Figure data in JSON
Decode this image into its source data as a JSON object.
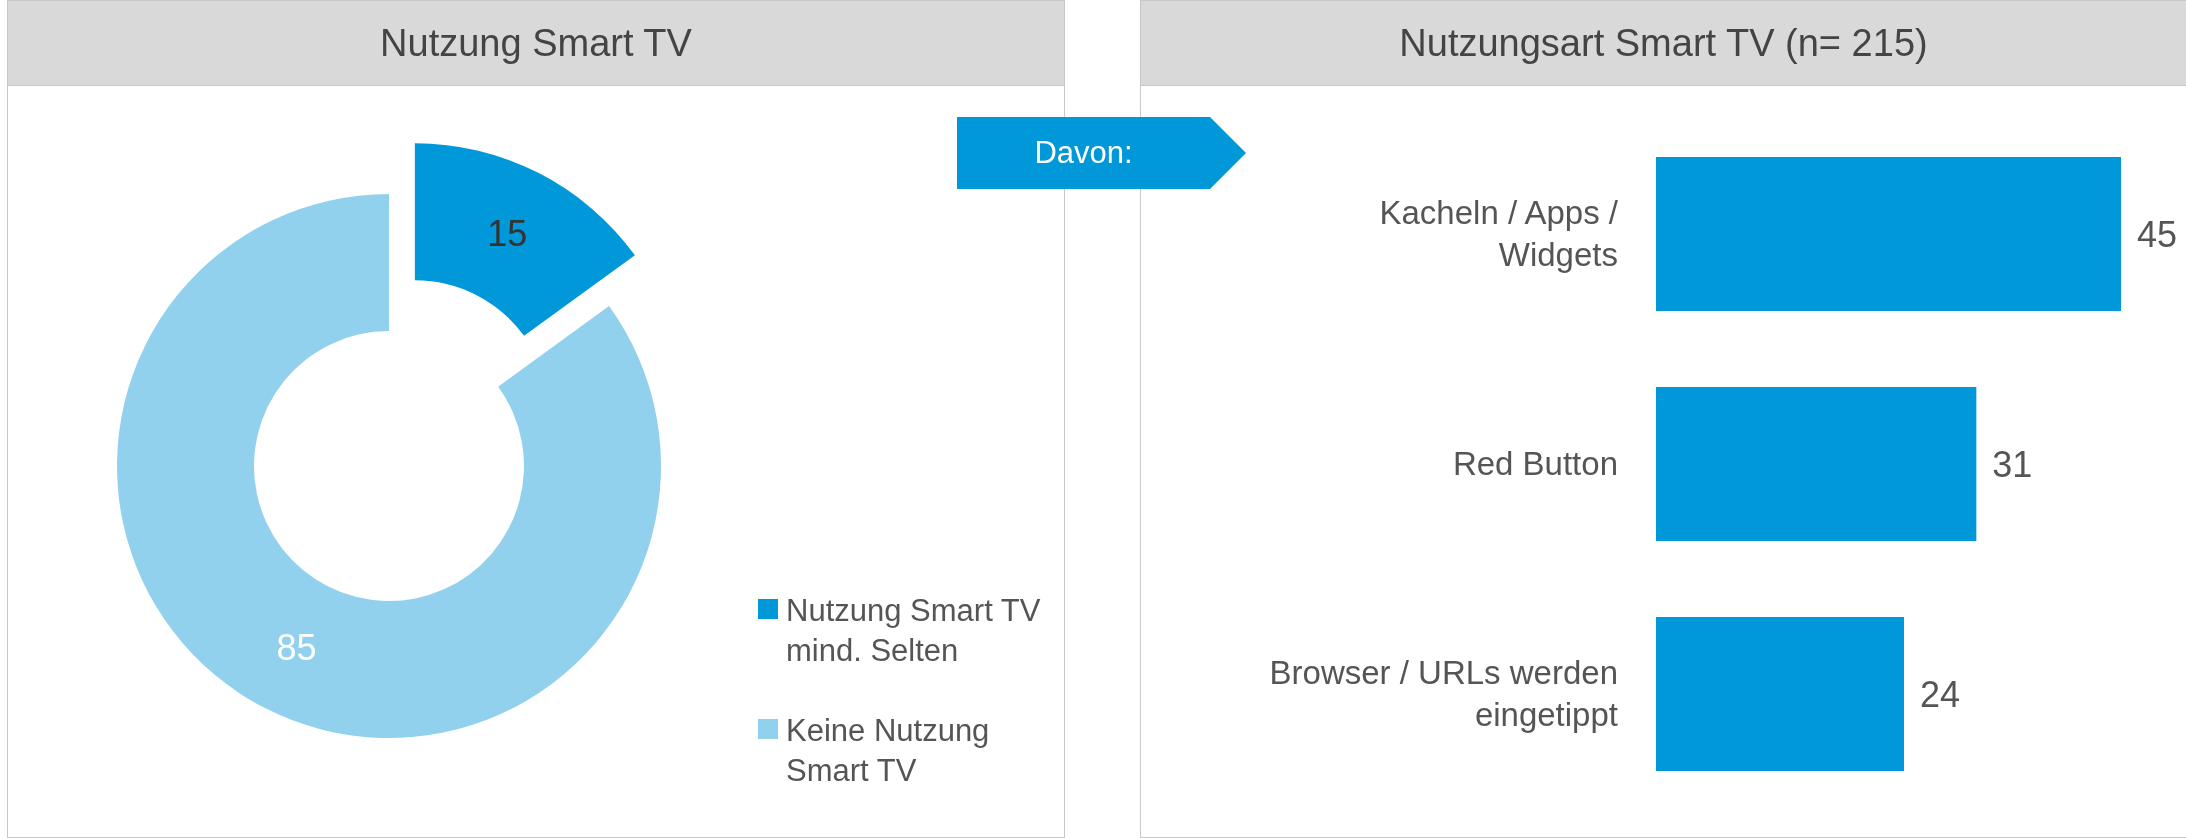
{
  "chart_data": [
    {
      "type": "donut",
      "title": "Nutzung Smart TV",
      "categories": [
        "Nutzung Smart TV mind. Selten",
        "Keine Nutzung Smart TV"
      ],
      "values": [
        15,
        85
      ],
      "colors": [
        "#0098d9",
        "#92d1ee"
      ],
      "data_labels": true,
      "legend": "bottom right"
    },
    {
      "type": "bar",
      "orientation": "horizontal",
      "title": "Nutzungsart Smart TV (n= 215)",
      "categories": [
        "Kacheln / Apps / Widgets",
        "Red Button",
        "Browser / URLs werden eingetippt"
      ],
      "values": [
        45,
        31,
        24
      ],
      "color": "#0098d9",
      "data_labels": true,
      "annotations": [
        "Davon:"
      ]
    }
  ]
}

**What you have to do**. Determine the number of lines in the entries above where the string "title" appears. Answer with the number alone.

**Full solution**. 2